Records -
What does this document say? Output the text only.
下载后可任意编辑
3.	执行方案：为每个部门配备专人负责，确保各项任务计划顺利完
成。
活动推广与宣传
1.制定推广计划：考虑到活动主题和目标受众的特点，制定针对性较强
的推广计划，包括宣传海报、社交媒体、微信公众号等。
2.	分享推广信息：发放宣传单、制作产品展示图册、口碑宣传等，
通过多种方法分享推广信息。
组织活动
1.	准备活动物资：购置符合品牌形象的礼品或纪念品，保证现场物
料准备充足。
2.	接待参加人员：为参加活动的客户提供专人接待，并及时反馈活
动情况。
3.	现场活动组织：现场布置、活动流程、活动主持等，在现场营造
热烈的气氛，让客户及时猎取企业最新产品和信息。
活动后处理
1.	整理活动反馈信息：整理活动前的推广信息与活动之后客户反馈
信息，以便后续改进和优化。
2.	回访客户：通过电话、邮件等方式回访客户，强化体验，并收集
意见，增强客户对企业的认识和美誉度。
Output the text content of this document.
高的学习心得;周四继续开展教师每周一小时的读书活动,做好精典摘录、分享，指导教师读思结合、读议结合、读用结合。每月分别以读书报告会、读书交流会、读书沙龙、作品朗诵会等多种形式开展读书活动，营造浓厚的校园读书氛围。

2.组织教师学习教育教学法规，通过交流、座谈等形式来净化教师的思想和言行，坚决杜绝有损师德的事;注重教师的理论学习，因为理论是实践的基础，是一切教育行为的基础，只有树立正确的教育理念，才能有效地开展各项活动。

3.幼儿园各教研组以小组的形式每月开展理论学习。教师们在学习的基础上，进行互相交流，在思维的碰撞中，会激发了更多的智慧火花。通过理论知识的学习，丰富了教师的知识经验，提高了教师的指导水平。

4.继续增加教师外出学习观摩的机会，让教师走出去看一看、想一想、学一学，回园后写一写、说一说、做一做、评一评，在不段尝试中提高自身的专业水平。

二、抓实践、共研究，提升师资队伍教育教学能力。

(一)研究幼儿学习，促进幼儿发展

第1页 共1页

Direction -
Select all lines with the word "Output" from the entries above.

Written solution -
What does this document say? Output the text only.
Output the text content of this document.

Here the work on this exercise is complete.